■ TASK STATEMENT ■
Without the pictures, repeat the listing character for character.

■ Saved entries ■
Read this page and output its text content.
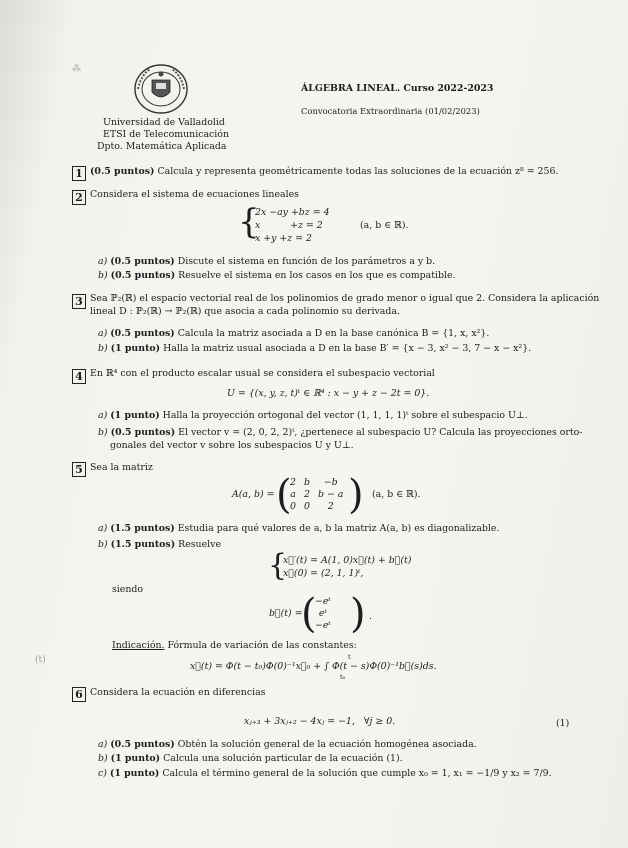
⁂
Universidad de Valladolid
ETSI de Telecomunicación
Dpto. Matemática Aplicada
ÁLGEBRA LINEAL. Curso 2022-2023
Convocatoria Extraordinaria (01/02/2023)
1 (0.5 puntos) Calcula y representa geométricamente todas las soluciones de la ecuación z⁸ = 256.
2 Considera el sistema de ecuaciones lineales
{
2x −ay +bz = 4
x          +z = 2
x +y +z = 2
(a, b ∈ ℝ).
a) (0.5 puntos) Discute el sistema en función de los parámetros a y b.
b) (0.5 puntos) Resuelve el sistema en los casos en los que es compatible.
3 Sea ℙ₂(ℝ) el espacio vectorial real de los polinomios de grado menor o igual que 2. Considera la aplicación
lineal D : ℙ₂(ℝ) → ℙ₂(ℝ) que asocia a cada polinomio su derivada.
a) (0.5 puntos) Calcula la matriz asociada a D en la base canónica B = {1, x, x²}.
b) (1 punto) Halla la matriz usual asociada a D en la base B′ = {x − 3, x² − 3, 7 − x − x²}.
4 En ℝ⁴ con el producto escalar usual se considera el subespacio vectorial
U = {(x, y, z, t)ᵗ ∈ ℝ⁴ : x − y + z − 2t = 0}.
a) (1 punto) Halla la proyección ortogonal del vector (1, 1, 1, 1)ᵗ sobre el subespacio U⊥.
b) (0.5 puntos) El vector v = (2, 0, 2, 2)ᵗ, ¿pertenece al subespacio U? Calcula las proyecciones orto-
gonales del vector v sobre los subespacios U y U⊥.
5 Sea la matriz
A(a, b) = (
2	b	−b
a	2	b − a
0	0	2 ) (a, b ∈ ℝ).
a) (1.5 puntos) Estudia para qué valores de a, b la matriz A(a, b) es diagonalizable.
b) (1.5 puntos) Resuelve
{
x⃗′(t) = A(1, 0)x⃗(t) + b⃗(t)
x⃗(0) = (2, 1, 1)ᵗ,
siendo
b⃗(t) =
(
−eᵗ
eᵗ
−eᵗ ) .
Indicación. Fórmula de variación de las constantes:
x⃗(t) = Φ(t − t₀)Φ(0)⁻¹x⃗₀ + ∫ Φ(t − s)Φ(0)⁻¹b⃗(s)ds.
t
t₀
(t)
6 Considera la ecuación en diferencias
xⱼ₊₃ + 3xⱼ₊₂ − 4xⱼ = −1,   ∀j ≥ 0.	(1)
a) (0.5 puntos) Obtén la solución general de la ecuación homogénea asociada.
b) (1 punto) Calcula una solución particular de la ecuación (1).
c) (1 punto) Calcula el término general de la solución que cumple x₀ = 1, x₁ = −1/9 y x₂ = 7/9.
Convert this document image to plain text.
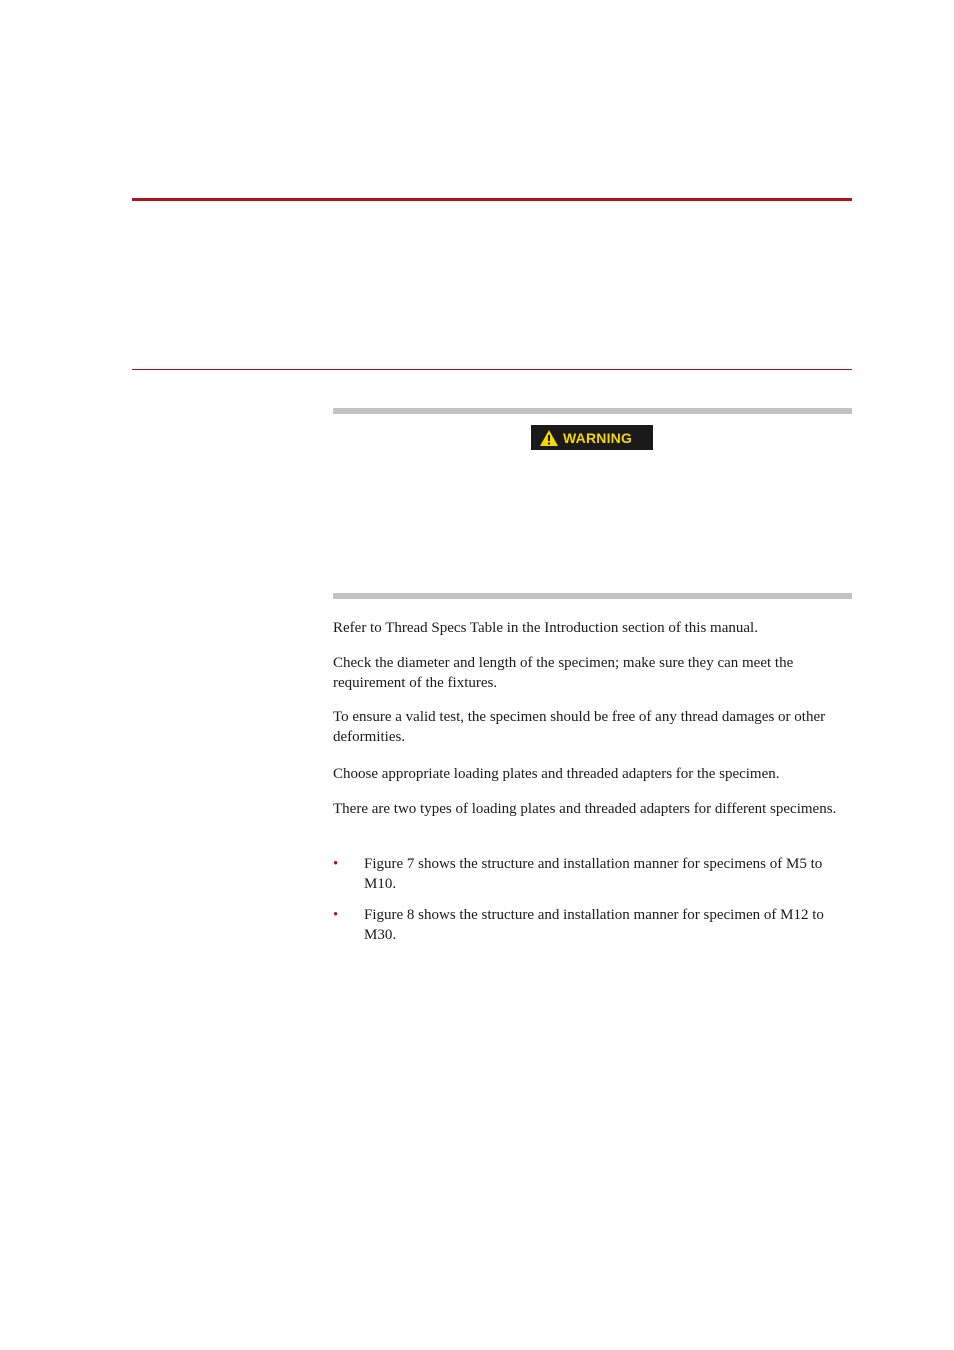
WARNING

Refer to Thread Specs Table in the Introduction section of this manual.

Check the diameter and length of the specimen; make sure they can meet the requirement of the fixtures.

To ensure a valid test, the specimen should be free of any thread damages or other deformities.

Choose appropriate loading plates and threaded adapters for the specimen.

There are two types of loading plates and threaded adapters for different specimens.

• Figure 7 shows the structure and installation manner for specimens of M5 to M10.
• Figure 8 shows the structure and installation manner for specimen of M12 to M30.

■ THE REPLY ■
Read this page and output its text content.
⁂
Universidad de Valladolid
ETSI de Telecomunicación
Dpto. Matemática Aplicada
ÁLGEBRA LINEAL. Curso 2022-2023
Convocatoria Extraordinaria (01/02/2023)
1 (0.5 puntos) Calcula y representa geométricamente todas las soluciones de la ecuación z⁸ = 256.
2 Considera el sistema de ecuaciones lineales
{
2x −ay +bz = 4
x          +z = 2
x +y +z = 2
(a, b ∈ ℝ).
a) (0.5 puntos) Discute el sistema en función de los parámetros a y b.
b) (0.5 puntos) Resuelve el sistema en los casos en los que es compatible.
3 Sea ℙ₂(ℝ) el espacio vectorial real de los polinomios de grado menor o igual que 2. Considera la aplicación
lineal D : ℙ₂(ℝ) → ℙ₂(ℝ) que asocia a cada polinomio su derivada.
a) (0.5 puntos) Calcula la matriz asociada a D en la base canónica B = {1, x, x²}.
b) (1 punto) Halla la matriz usual asociada a D en la base B′ = {x − 3, x² − 3, 7 − x − x²}.
4 En ℝ⁴ con el producto escalar usual se considera el subespacio vectorial
U = {(x, y, z, t)ᵗ ∈ ℝ⁴ : x − y + z − 2t = 0}.
a) (1 punto) Halla la proyección ortogonal del vector (1, 1, 1, 1)ᵗ sobre el subespacio U⊥.
b) (0.5 puntos) El vector v = (2, 0, 2, 2)ᵗ, ¿pertenece al subespacio U? Calcula las proyecciones orto-
gonales del vector v sobre los subespacios U y U⊥.
5 Sea la matriz
A(a, b) = (
2	b	−b
a	2	b − a
0	0	2 ) (a, b ∈ ℝ).
a) (1.5 puntos) Estudia para qué valores de a, b la matriz A(a, b) es diagonalizable.
b) (1.5 puntos) Resuelve
{
x⃗′(t) = A(1, 0)x⃗(t) + b⃗(t)
x⃗(0) = (2, 1, 1)ᵗ,
siendo
b⃗(t) =
(
−eᵗ
eᵗ
−eᵗ ) .
Indicación. Fórmula de variación de las constantes:
x⃗(t) = Φ(t − t₀)Φ(0)⁻¹x⃗₀ + ∫ Φ(t − s)Φ(0)⁻¹b⃗(s)ds.
t
t₀
(t)
6 Considera la ecuación en diferencias
xⱼ₊₃ + 3xⱼ₊₂ − 4xⱼ = −1,   ∀j ≥ 0.	(1)
a) (0.5 puntos) Obtén la solución general de la ecuación homogénea asociada.
b) (1 punto) Calcula una solución particular de la ecuación (1).
c) (1 punto) Calcula el término general de la solución que cumple x₀ = 1, x₁ = −1/9 y x₂ = 7/9.
Convert this document image to plain text.
WARNING

Refer to Thread Specs Table in the Introduction section of this manual.

Check the diameter and length of the specimen; make sure they can meet the requirement of the fixtures.

To ensure a valid test, the specimen should be free of any thread damages or other deformities.

Choose appropriate loading plates and threaded adapters for the specimen.

There are two types of loading plates and threaded adapters for different specimens.

• Figure 7 shows the structure and installation manner for specimens of M5 to M10.
• Figure 8 shows the structure and installation manner for specimen of M12 to M30.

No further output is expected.